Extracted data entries

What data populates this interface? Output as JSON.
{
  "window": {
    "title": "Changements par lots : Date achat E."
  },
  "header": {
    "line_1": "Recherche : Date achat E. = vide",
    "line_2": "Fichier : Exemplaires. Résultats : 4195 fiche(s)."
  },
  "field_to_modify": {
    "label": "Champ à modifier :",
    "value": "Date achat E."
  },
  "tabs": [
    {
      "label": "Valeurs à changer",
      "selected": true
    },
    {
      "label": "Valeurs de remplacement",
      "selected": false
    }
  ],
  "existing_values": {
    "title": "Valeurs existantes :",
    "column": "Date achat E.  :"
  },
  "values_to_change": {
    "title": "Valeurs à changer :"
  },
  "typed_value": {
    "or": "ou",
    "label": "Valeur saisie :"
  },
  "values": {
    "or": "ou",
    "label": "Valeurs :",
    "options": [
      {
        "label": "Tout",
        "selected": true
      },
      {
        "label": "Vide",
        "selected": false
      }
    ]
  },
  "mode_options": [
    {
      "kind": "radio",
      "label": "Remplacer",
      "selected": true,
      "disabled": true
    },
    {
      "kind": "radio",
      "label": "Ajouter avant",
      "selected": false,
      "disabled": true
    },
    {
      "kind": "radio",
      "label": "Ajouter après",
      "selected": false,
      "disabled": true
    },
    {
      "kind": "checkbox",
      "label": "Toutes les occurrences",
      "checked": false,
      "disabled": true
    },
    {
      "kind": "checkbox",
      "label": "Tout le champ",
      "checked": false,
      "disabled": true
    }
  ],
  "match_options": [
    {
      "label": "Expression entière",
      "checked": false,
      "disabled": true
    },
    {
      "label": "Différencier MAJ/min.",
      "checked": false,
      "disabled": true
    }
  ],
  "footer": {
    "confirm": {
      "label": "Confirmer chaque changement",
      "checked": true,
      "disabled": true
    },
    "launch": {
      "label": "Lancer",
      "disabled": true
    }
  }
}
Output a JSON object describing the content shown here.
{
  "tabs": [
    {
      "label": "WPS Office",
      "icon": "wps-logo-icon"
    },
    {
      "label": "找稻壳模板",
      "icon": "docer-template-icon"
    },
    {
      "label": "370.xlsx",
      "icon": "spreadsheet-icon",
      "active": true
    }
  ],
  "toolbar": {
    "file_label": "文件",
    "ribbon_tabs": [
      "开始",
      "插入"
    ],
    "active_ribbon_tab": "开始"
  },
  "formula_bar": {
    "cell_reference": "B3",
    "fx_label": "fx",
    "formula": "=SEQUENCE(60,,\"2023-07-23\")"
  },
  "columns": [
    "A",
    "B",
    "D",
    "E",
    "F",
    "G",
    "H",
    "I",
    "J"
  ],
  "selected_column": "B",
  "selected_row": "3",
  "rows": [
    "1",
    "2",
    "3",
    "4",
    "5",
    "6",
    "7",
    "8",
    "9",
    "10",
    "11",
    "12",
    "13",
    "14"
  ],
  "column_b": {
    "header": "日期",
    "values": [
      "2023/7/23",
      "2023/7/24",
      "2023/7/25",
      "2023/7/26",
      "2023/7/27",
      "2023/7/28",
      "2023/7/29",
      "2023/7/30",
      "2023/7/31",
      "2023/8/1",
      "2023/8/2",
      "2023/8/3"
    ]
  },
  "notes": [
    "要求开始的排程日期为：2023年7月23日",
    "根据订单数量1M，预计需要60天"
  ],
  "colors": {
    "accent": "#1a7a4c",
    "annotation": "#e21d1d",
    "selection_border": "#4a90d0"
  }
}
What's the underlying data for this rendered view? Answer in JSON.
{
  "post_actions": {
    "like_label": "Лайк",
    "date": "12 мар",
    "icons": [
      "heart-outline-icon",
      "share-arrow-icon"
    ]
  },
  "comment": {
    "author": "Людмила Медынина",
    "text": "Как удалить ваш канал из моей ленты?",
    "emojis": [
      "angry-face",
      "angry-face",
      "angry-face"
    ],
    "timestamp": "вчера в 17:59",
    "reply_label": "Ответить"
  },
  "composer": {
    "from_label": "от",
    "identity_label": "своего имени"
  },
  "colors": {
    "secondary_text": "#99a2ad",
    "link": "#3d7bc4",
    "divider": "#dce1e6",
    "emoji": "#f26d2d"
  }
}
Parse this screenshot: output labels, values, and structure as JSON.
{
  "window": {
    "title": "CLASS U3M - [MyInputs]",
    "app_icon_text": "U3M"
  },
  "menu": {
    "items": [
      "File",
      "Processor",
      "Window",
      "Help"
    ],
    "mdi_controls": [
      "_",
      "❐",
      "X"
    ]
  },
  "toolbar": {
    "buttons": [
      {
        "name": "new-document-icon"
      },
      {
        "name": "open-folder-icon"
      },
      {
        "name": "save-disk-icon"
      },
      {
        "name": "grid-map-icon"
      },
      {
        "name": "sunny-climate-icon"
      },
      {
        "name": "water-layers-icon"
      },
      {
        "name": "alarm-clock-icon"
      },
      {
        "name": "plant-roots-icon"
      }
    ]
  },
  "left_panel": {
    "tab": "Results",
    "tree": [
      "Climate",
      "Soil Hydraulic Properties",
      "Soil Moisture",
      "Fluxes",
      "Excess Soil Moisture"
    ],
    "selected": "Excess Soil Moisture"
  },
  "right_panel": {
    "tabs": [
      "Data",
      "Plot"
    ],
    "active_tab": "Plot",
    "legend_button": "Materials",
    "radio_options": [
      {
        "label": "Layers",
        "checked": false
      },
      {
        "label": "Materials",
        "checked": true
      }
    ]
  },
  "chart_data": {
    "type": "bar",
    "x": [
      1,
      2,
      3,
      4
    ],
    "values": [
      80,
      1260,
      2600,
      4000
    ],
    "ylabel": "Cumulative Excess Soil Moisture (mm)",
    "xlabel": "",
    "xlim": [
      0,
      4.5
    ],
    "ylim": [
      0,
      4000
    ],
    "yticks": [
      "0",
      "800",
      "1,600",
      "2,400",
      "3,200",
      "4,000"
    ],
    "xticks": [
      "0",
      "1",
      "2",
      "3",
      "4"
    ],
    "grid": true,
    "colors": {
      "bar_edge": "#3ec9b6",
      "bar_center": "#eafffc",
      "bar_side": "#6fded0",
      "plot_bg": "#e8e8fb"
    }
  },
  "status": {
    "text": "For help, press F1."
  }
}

Task directions:
Transcribe all entries exactly as they are given.

Full output:
What data populates this interface? Output as JSON.
{
  "window": {
    "title": "Changements par lots : Date achat E."
  },
  "header": {
    "line_1": "Recherche : Date achat E. = vide",
    "line_2": "Fichier : Exemplaires. Résultats : 4195 fiche(s)."
  },
  "field_to_modify": {
    "label": "Champ à modifier :",
    "value": "Date achat E."
  },
  "tabs": [
    {
      "label": "Valeurs à changer",
      "selected": true
    },
    {
      "label": "Valeurs de remplacement",
      "selected": false
    }
  ],
  "existing_values": {
    "title": "Valeurs existantes :",
    "column": "Date achat E.  :"
  },
  "values_to_change": {
    "title": "Valeurs à changer :"
  },
  "typed_value": {
    "or": "ou",
    "label": "Valeur saisie :"
  },
  "values": {
    "or": "ou",
    "label": "Valeurs :",
    "options": [
      {
        "label": "Tout",
        "selected": true
      },
      {
        "label": "Vide",
        "selected": false
      }
    ]
  },
  "mode_options": [
    {
      "kind": "radio",
      "label": "Remplacer",
      "selected": true,
      "disabled": true
    },
    {
      "kind": "radio",
      "label": "Ajouter avant",
      "selected": false,
      "disabled": true
    },
    {
      "kind": "radio",
      "label": "Ajouter après",
      "selected": false,
      "disabled": true
    },
    {
      "kind": "checkbox",
      "label": "Toutes les occurrences",
      "checked": false,
      "disabled": true
    },
    {
      "kind": "checkbox",
      "label": "Tout le champ",
      "checked": false,
      "disabled": true
    }
  ],
  "match_options": [
    {
      "label": "Expression entière",
      "checked": false,
      "disabled": true
    },
    {
      "label": "Différencier MAJ/min.",
      "checked": false,
      "disabled": true
    }
  ],
  "footer": {
    "confirm": {
      "label": "Confirmer chaque changement",
      "checked": true,
      "disabled": true
    },
    "launch": {
      "label": "Lancer",
      "disabled": true
    }
  }
}
Output a JSON object describing the content shown here.
{
  "tabs": [
    {
      "label": "WPS Office",
      "icon": "wps-logo-icon"
    },
    {
      "label": "找稻壳模板",
      "icon": "docer-template-icon"
    },
    {
      "label": "370.xlsx",
      "icon": "spreadsheet-icon",
      "active": true
    }
  ],
  "toolbar": {
    "file_label": "文件",
    "ribbon_tabs": [
      "开始",
      "插入"
    ],
    "active_ribbon_tab": "开始"
  },
  "formula_bar": {
    "cell_reference": "B3",
    "fx_label": "fx",
    "formula": "=SEQUENCE(60,,\"2023-07-23\")"
  },
  "columns": [
    "A",
    "B",
    "D",
    "E",
    "F",
    "G",
    "H",
    "I",
    "J"
  ],
  "selected_column": "B",
  "selected_row": "3",
  "rows": [
    "1",
    "2",
    "3",
    "4",
    "5",
    "6",
    "7",
    "8",
    "9",
    "10",
    "11",
    "12",
    "13",
    "14"
  ],
  "column_b": {
    "header": "日期",
    "values": [
      "2023/7/23",
      "2023/7/24",
      "2023/7/25",
      "2023/7/26",
      "2023/7/27",
      "2023/7/28",
      "2023/7/29",
      "2023/7/30",
      "2023/7/31",
      "2023/8/1",
      "2023/8/2",
      "2023/8/3"
    ]
  },
  "notes": [
    "要求开始的排程日期为：2023年7月23日",
    "根据订单数量1M，预计需要60天"
  ],
  "colors": {
    "accent": "#1a7a4c",
    "annotation": "#e21d1d",
    "selection_border": "#4a90d0"
  }
}
What's the underlying data for this rendered view? Answer in JSON.
{
  "post_actions": {
    "like_label": "Лайк",
    "date": "12 мар",
    "icons": [
      "heart-outline-icon",
      "share-arrow-icon"
    ]
  },
  "comment": {
    "author": "Людмила Медынина",
    "text": "Как удалить ваш канал из моей ленты?",
    "emojis": [
      "angry-face",
      "angry-face",
      "angry-face"
    ],
    "timestamp": "вчера в 17:59",
    "reply_label": "Ответить"
  },
  "composer": {
    "from_label": "от",
    "identity_label": "своего имени"
  },
  "colors": {
    "secondary_text": "#99a2ad",
    "link": "#3d7bc4",
    "divider": "#dce1e6",
    "emoji": "#f26d2d"
  }
}
Parse this screenshot: output labels, values, and structure as JSON.
{
  "window": {
    "title": "CLASS U3M - [MyInputs]",
    "app_icon_text": "U3M"
  },
  "menu": {
    "items": [
      "File",
      "Processor",
      "Window",
      "Help"
    ],
    "mdi_controls": [
      "_",
      "❐",
      "X"
    ]
  },
  "toolbar": {
    "buttons": [
      {
        "name": "new-document-icon"
      },
      {
        "name": "open-folder-icon"
      },
      {
        "name": "save-disk-icon"
      },
      {
        "name": "grid-map-icon"
      },
      {
        "name": "sunny-climate-icon"
      },
      {
        "name": "water-layers-icon"
      },
      {
        "name": "alarm-clock-icon"
      },
      {
        "name": "plant-roots-icon"
      }
    ]
  },
  "left_panel": {
    "tab": "Results",
    "tree": [
      "Climate",
      "Soil Hydraulic Properties",
      "Soil Moisture",
      "Fluxes",
      "Excess Soil Moisture"
    ],
    "selected": "Excess Soil Moisture"
  },
  "right_panel": {
    "tabs": [
      "Data",
      "Plot"
    ],
    "active_tab": "Plot",
    "legend_button": "Materials",
    "radio_options": [
      {
        "label": "Layers",
        "checked": false
      },
      {
        "label": "Materials",
        "checked": true
      }
    ]
  },
  "chart_data": {
    "type": "bar",
    "x": [
      1,
      2,
      3,
      4
    ],
    "values": [
      80,
      1260,
      2600,
      4000
    ],
    "ylabel": "Cumulative Excess Soil Moisture (mm)",
    "xlabel": "",
    "xlim": [
      0,
      4.5
    ],
    "ylim": [
      0,
      4000
    ],
    "yticks": [
      "0",
      "800",
      "1,600",
      "2,400",
      "3,200",
      "4,000"
    ],
    "xticks": [
      "0",
      "1",
      "2",
      "3",
      "4"
    ],
    "grid": true,
    "colors": {
      "bar_edge": "#3ec9b6",
      "bar_center": "#eafffc",
      "bar_side": "#6fded0",
      "plot_bg": "#e8e8fb"
    }
  },
  "status": {
    "text": "For help, press F1."
  }
}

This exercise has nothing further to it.